━━ Available data ━━
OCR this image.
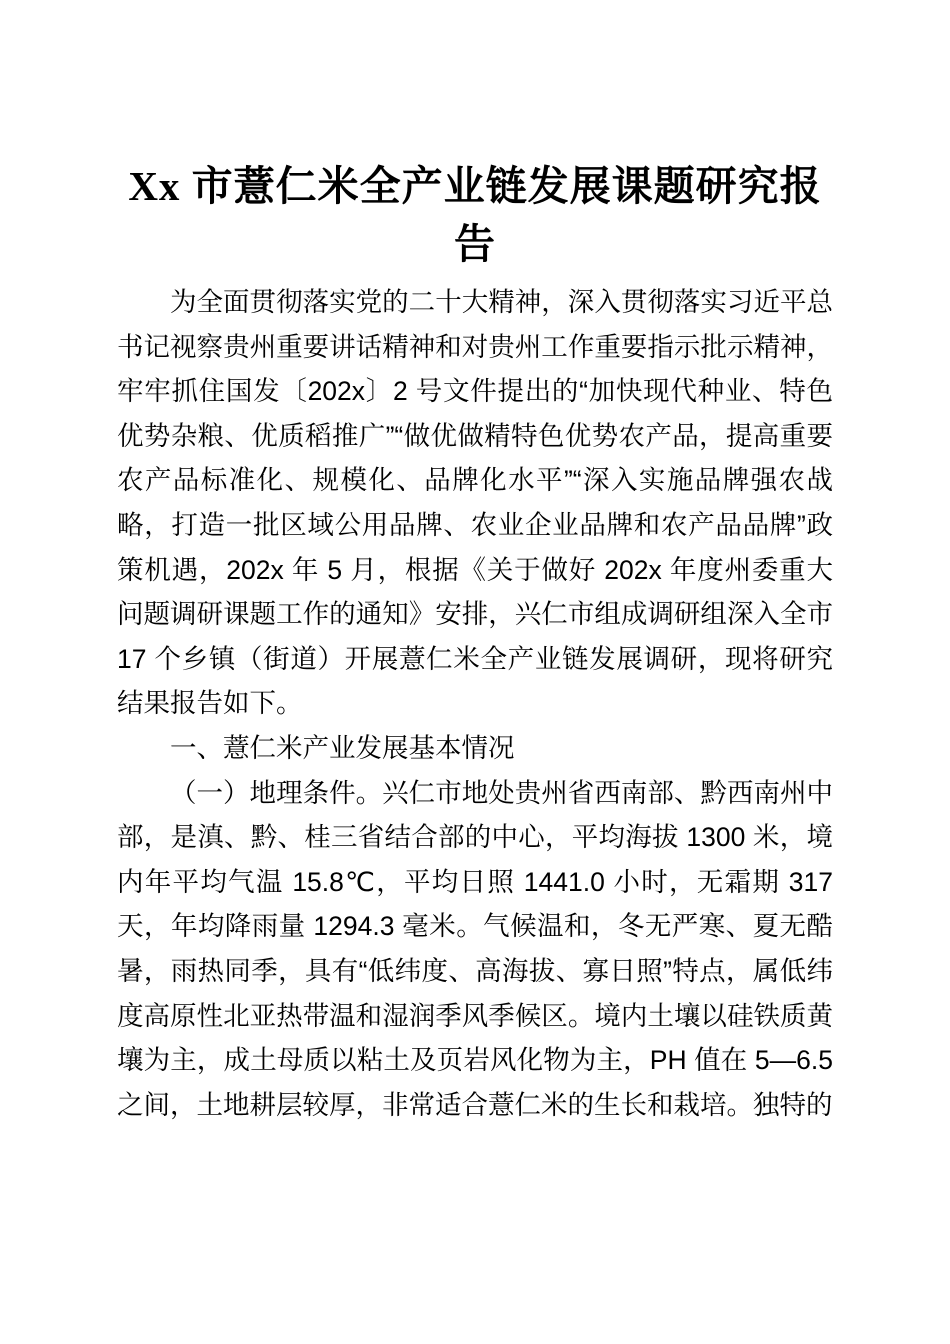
Xx 市薏仁米全产业链发展课题研究报告

为全面贯彻落实党的二十大精神，深入贯彻落实习近平总书记视察贵州重要讲话精神和对贵州工作重要指示批示精神，牢牢抓住国发〔202x〕2 号文件提出的“加快现代种业、特色优势杂粮、优质稻推广”“做优做精特色优势农产品，提高重要农产品标准化、规模化、品牌化水平”“深入实施品牌强农战略，打造一批区域公用品牌、农业企业品牌和农产品品牌”政策机遇，202x 年 5 月，根据《关于做好 202x 年度州委重大问题调研课题工作的通知》安排，兴仁市组成调研组深入全市 17 个乡镇（街道）开展薏仁米全产业链发展调研，现将研究结果报告如下。

一、薏仁米产业发展基本情况

（一）地理条件。兴仁市地处贵州省西南部、黔西南州中部，是滇、黔、桂三省结合部的中心，平均海拔 1300 米，境内年平均气温 15.8℃，平均日照 1441.0 小时，无霜期 317 天，年均降雨量 1294.3 毫米。气候温和，冬无严寒、夏无酷暑，雨热同季，具有“低纬度、高海拔、寡日照”特点，属低纬度高原性北亚热带温和湿润季风季候区。境内土壤以硅铁质黄壤为主，成土母质以粘土及页岩风化物为主，PH 值在 5—6.5 之间，土地耕层较厚，非常适合薏仁米的生长和栽培。独特的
━━━
| Instruction |
Omit the pictures and reproduce the listing exactly.

| Result for this exercise |
OCR this image.
Xx 市薏仁米全产业链发展课题研究报告

为全面贯彻落实党的二十大精神，深入贯彻落实习近平总书记视察贵州重要讲话精神和对贵州工作重要指示批示精神，牢牢抓住国发〔202x〕2 号文件提出的“加快现代种业、特色优势杂粮、优质稻推广”“做优做精特色优势农产品，提高重要农产品标准化、规模化、品牌化水平”“深入实施品牌强农战略，打造一批区域公用品牌、农业企业品牌和农产品品牌”政策机遇，202x 年 5 月，根据《关于做好 202x 年度州委重大问题调研课题工作的通知》安排，兴仁市组成调研组深入全市 17 个乡镇（街道）开展薏仁米全产业链发展调研，现将研究结果报告如下。

一、薏仁米产业发展基本情况

（一）地理条件。兴仁市地处贵州省西南部、黔西南州中部，是滇、黔、桂三省结合部的中心，平均海拔 1300 米，境内年平均气温 15.8℃，平均日照 1441.0 小时，无霜期 317 天，年均降雨量 1294.3 毫米。气候温和，冬无严寒、夏无酷暑，雨热同季，具有“低纬度、高海拔、寡日照”特点，属低纬度高原性北亚热带温和湿润季风季候区。境内土壤以硅铁质黄壤为主，成土母质以粘土及页岩风化物为主，PH 值在 5—6.5 之间，土地耕层较厚，非常适合薏仁米的生长和栽培。独特的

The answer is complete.